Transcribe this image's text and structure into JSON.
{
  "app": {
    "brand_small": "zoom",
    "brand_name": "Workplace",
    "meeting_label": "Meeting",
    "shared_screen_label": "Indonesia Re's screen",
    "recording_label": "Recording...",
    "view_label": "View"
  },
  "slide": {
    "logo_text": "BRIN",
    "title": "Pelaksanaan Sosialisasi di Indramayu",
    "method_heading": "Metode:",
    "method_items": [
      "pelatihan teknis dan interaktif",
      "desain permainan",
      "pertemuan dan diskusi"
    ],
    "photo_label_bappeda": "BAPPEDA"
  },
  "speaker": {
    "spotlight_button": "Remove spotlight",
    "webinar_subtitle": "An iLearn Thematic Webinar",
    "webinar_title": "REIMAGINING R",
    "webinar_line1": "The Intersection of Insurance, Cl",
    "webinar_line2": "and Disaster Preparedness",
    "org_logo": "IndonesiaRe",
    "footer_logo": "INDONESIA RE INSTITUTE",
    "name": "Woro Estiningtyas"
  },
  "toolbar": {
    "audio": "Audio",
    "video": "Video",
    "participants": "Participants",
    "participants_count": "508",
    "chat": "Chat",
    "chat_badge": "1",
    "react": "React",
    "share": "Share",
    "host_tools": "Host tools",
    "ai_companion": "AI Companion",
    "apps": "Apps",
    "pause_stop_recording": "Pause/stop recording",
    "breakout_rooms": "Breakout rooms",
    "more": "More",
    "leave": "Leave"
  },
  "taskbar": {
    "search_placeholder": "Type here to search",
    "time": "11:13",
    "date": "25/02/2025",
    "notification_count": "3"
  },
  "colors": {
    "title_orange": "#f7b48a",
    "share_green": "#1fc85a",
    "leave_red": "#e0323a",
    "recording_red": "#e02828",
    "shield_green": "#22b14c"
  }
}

### WHAT THE TASK ASKS
Each of the records should be retyped exactly.

### THE RESPONSE
Transcribe this image's text and structure into JSON.
{
  "app": {
    "brand_small": "zoom",
    "brand_name": "Workplace",
    "meeting_label": "Meeting",
    "shared_screen_label": "Indonesia Re's screen",
    "recording_label": "Recording...",
    "view_label": "View"
  },
  "slide": {
    "logo_text": "BRIN",
    "title": "Pelaksanaan Sosialisasi di Indramayu",
    "method_heading": "Metode:",
    "method_items": [
      "pelatihan teknis dan interaktif",
      "desain permainan",
      "pertemuan dan diskusi"
    ],
    "photo_label_bappeda": "BAPPEDA"
  },
  "speaker": {
    "spotlight_button": "Remove spotlight",
    "webinar_subtitle": "An iLearn Thematic Webinar",
    "webinar_title": "REIMAGINING R",
    "webinar_line1": "The Intersection of Insurance, Cl",
    "webinar_line2": "and Disaster Preparedness",
    "org_logo": "IndonesiaRe",
    "footer_logo": "INDONESIA RE INSTITUTE",
    "name": "Woro Estiningtyas"
  },
  "toolbar": {
    "audio": "Audio",
    "video": "Video",
    "participants": "Participants",
    "participants_count": "508",
    "chat": "Chat",
    "chat_badge": "1",
    "react": "React",
    "share": "Share",
    "host_tools": "Host tools",
    "ai_companion": "AI Companion",
    "apps": "Apps",
    "pause_stop_recording": "Pause/stop recording",
    "breakout_rooms": "Breakout rooms",
    "more": "More",
    "leave": "Leave"
  },
  "taskbar": {
    "search_placeholder": "Type here to search",
    "time": "11:13",
    "date": "25/02/2025",
    "notification_count": "3"
  },
  "colors": {
    "title_orange": "#f7b48a",
    "share_green": "#1fc85a",
    "leave_red": "#e0323a",
    "recording_red": "#e02828",
    "shield_green": "#22b14c"
  }
}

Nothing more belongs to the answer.